**YOUR INSTRUCTIONS:** Print every entry, word for word, and skip the images.

**RECORDS FOR THIS EXERCISE:**

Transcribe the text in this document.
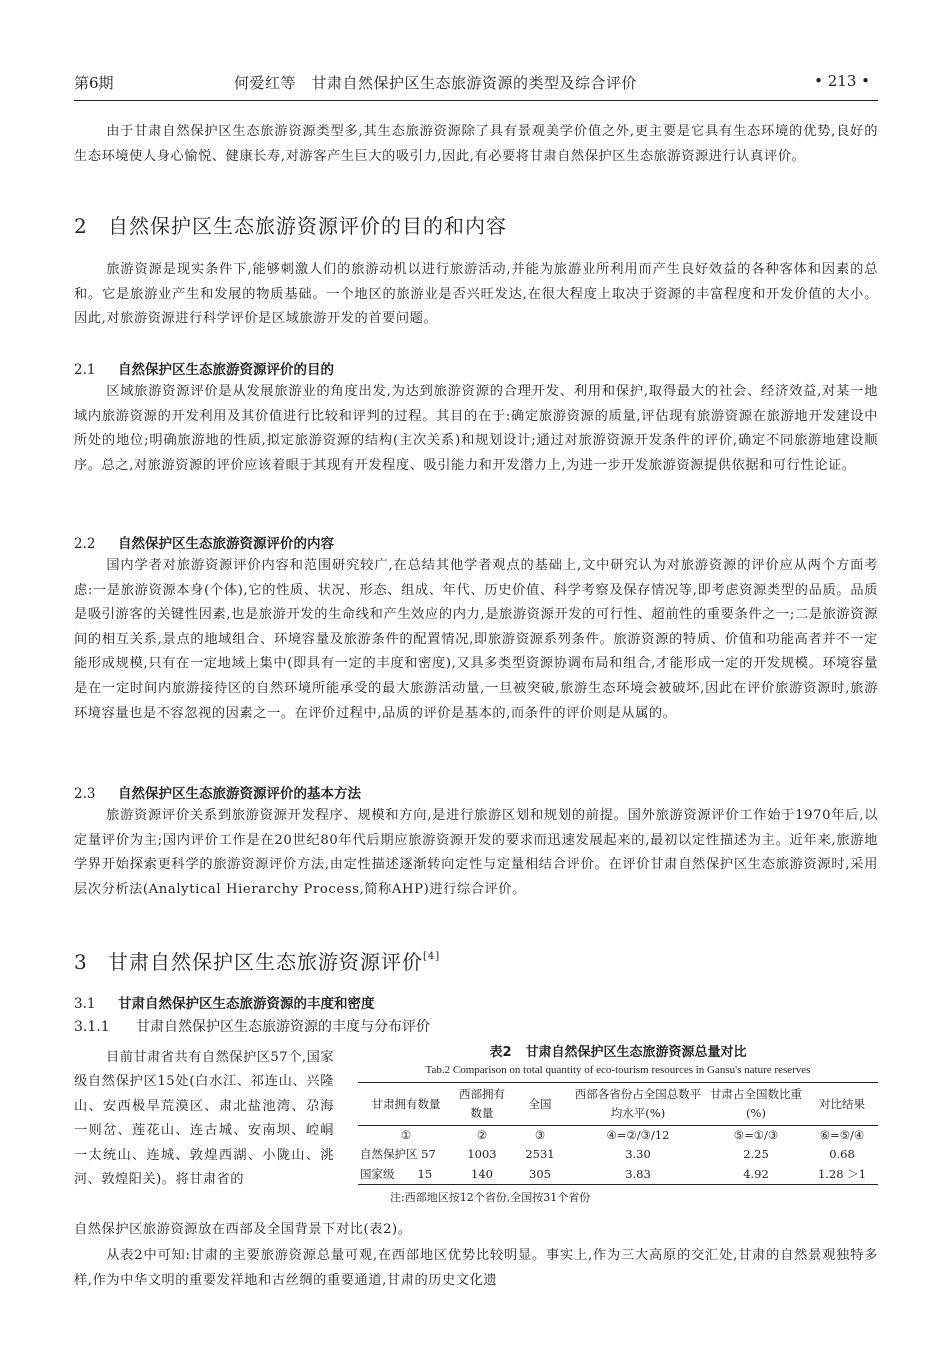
第6期	何爱红等　甘肃自然保护区生态旅游资源的类型及综合评价	• 213 •
由于甘肃自然保护区生态旅游资源类型多,其生态旅游资源除了具有景观美学价值之外,更主要是它具有生态环境的优势,良好的生态环境使人身心愉悦、健康长寿,对游客产生巨大的吸引力,因此,有必要将甘肃自然保护区生态旅游资源进行认真评价。
2 自然保护区生态旅游资源评价的目的和内容
旅游资源是现实条件下,能够刺激人们的旅游动机以进行旅游活动,并能为旅游业所利用而产生良好效益的各种客体和因素的总和。它是旅游业产生和发展的物质基础。一个地区的旅游业是否兴旺发达,在很大程度上取决于资源的丰富程度和开发价值的大小。因此,对旅游资源进行科学评价是区域旅游开发的首要问题。
2.1 自然保护区生态旅游资源评价的目的
区域旅游资源评价是从发展旅游业的角度出发,为达到旅游资源的合理开发、利用和保护,取得最大的社会、经济效益,对某一地域内旅游资源的开发利用及其价值进行比较和评判的过程。其目的在于:确定旅游资源的质量,评估现有旅游资源在旅游地开发建设中所处的地位;明确旅游地的性质,拟定旅游资源的结构(主次关系)和规划设计;通过对旅游资源开发条件的评价,确定不同旅游地建设顺序。总之,对旅游资源的评价应该着眼于其现有开发程度、吸引能力和开发潜力上,为进一步开发旅游资源提供依据和可行性论证。
2.2 自然保护区生态旅游资源评价的内容
国内学者对旅游资源评价内容和范围研究较广,在总结其他学者观点的基础上,文中研究认为对旅游资源的评价应从两个方面考虑:一是旅游资源本身(个体),它的性质、状况、形态、组成、年代、历史价值、科学考察及保存情况等,即考虑资源类型的品质。品质是吸引游客的关键性因素,也是旅游开发的生命线和产生效应的内力,是旅游资源开发的可行性、超前性的重要条件之一;二是旅游资源间的相互关系,景点的地域组合、环境容量及旅游条件的配置情况,即旅游资源系列条件。旅游资源的特质、价值和功能高者并不一定能形成规模,只有在一定地域上集中(即具有一定的丰度和密度),又具多类型资源协调布局和组合,才能形成一定的开发规模。环境容量是在一定时间内旅游接待区的自然环境所能承受的最大旅游活动量,一旦被突破,旅游生态环境会被破坏,因此在评价旅游资源时,旅游环境容量也是不容忽视的因素之一。在评价过程中,品质的评价是基本的,而条件的评价则是从属的。
2.3 自然保护区生态旅游资源评价的基本方法
旅游资源评价关系到旅游资源开发程序、规模和方向,是进行旅游区划和规划的前提。国外旅游资源评价工作始于1970年后,以定量评价为主;国内评价工作是在20世纪80年代后期应旅游资源开发的要求而迅速发展起来的,最初以定性描述为主。近年来,旅游地学界开始探索更科学的旅游资源评价方法,由定性描述逐渐转向定性与定量相结合评价。在评价甘肃自然保护区生态旅游资源时,采用层次分析法(Analytical Hierarchy Process,简称AHP)进行综合评价。
3 甘肃自然保护区生态旅游资源评价[4]
3.1 甘肃自然保护区生态旅游资源的丰度和密度
3.1.1 甘肃自然保护区生态旅游资源的丰度与分布评价
目前甘肃省共有自然保护区57个,国家级自然保护区15处(白水江、祁连山、兴隆山、安西极旱荒漠区、肃北盐池湾、尕海一则岔、莲花山、连古城、安南坝、崆峒一太统山、连城、敦煌西湖、小陇山、洮河、敦煌阳关)。将甘肃省的
表2 甘肃自然保护区生态旅游资源总量对比
Tab.2 Comparison on total quantity of eco-tourism resources in Gansu's nature reserves
甘肃拥有数量	西部拥有数量	全国	西部各省份占全国总数平均水平(%)	甘肃占全国数比重(%)	对比结果
①	②	③	④=②/③/12	⑤=①/③	⑥=⑤/④
自然保护区 57	1003	2531	3.30	2.25	0.68
国家级　　15	140	305	3.83	4.92	1.28 ＞1
注:西部地区按12个省份,全国按31个省份
自然保护区旅游资源放在西部及全国背景下对比(表2)。
从表2中可知:甘肃的主要旅游资源总量可观,在西部地区优势比较明显。事实上,作为三大高原的交汇处,甘肃的自然景观独特多样,作为中华文明的重要发祥地和古丝绸的重要通道,甘肃的历史文化遗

**WRITTEN RESPONSE:**
Transcribe the text in this document.
第6期	何爱红等　甘肃自然保护区生态旅游资源的类型及综合评价	• 213 •
由于甘肃自然保护区生态旅游资源类型多,其生态旅游资源除了具有景观美学价值之外,更主要是它具有生态环境的优势,良好的生态环境使人身心愉悦、健康长寿,对游客产生巨大的吸引力,因此,有必要将甘肃自然保护区生态旅游资源进行认真评价。
2 自然保护区生态旅游资源评价的目的和内容
旅游资源是现实条件下,能够刺激人们的旅游动机以进行旅游活动,并能为旅游业所利用而产生良好效益的各种客体和因素的总和。它是旅游业产生和发展的物质基础。一个地区的旅游业是否兴旺发达,在很大程度上取决于资源的丰富程度和开发价值的大小。因此,对旅游资源进行科学评价是区域旅游开发的首要问题。
2.1 自然保护区生态旅游资源评价的目的
区域旅游资源评价是从发展旅游业的角度出发,为达到旅游资源的合理开发、利用和保护,取得最大的社会、经济效益,对某一地域内旅游资源的开发利用及其价值进行比较和评判的过程。其目的在于:确定旅游资源的质量,评估现有旅游资源在旅游地开发建设中所处的地位;明确旅游地的性质,拟定旅游资源的结构(主次关系)和规划设计;通过对旅游资源开发条件的评价,确定不同旅游地建设顺序。总之,对旅游资源的评价应该着眼于其现有开发程度、吸引能力和开发潜力上,为进一步开发旅游资源提供依据和可行性论证。
2.2 自然保护区生态旅游资源评价的内容
国内学者对旅游资源评价内容和范围研究较广,在总结其他学者观点的基础上,文中研究认为对旅游资源的评价应从两个方面考虑:一是旅游资源本身(个体),它的性质、状况、形态、组成、年代、历史价值、科学考察及保存情况等,即考虑资源类型的品质。品质是吸引游客的关键性因素,也是旅游开发的生命线和产生效应的内力,是旅游资源开发的可行性、超前性的重要条件之一;二是旅游资源间的相互关系,景点的地域组合、环境容量及旅游条件的配置情况,即旅游资源系列条件。旅游资源的特质、价值和功能高者并不一定能形成规模,只有在一定地域上集中(即具有一定的丰度和密度),又具多类型资源协调布局和组合,才能形成一定的开发规模。环境容量是在一定时间内旅游接待区的自然环境所能承受的最大旅游活动量,一旦被突破,旅游生态环境会被破坏,因此在评价旅游资源时,旅游环境容量也是不容忽视的因素之一。在评价过程中,品质的评价是基本的,而条件的评价则是从属的。
2.3 自然保护区生态旅游资源评价的基本方法
旅游资源评价关系到旅游资源开发程序、规模和方向,是进行旅游区划和规划的前提。国外旅游资源评价工作始于1970年后,以定量评价为主;国内评价工作是在20世纪80年代后期应旅游资源开发的要求而迅速发展起来的,最初以定性描述为主。近年来,旅游地学界开始探索更科学的旅游资源评价方法,由定性描述逐渐转向定性与定量相结合评价。在评价甘肃自然保护区生态旅游资源时,采用层次分析法(Analytical Hierarchy Process,简称AHP)进行综合评价。
3 甘肃自然保护区生态旅游资源评价[4]
3.1 甘肃自然保护区生态旅游资源的丰度和密度
3.1.1 甘肃自然保护区生态旅游资源的丰度与分布评价
目前甘肃省共有自然保护区57个,国家级自然保护区15处(白水江、祁连山、兴隆山、安西极旱荒漠区、肃北盐池湾、尕海一则岔、莲花山、连古城、安南坝、崆峒一太统山、连城、敦煌西湖、小陇山、洮河、敦煌阳关)。将甘肃省的
表2 甘肃自然保护区生态旅游资源总量对比
Tab.2 Comparison on total quantity of eco-tourism resources in Gansu's nature reserves
甘肃拥有数量	西部拥有数量	全国	西部各省份占全国总数平均水平(%)	甘肃占全国数比重(%)	对比结果
①	②	③	④=②/③/12	⑤=①/③	⑥=⑤/④
自然保护区 57	1003	2531	3.30	2.25	0.68
国家级　　15	140	305	3.83	4.92	1.28 ＞1
注:西部地区按12个省份,全国按31个省份
自然保护区旅游资源放在西部及全国背景下对比(表2)。
从表2中可知:甘肃的主要旅游资源总量可观,在西部地区优势比较明显。事实上,作为三大高原的交汇处,甘肃的自然景观独特多样,作为中华文明的重要发祥地和古丝绸的重要通道,甘肃的历史文化遗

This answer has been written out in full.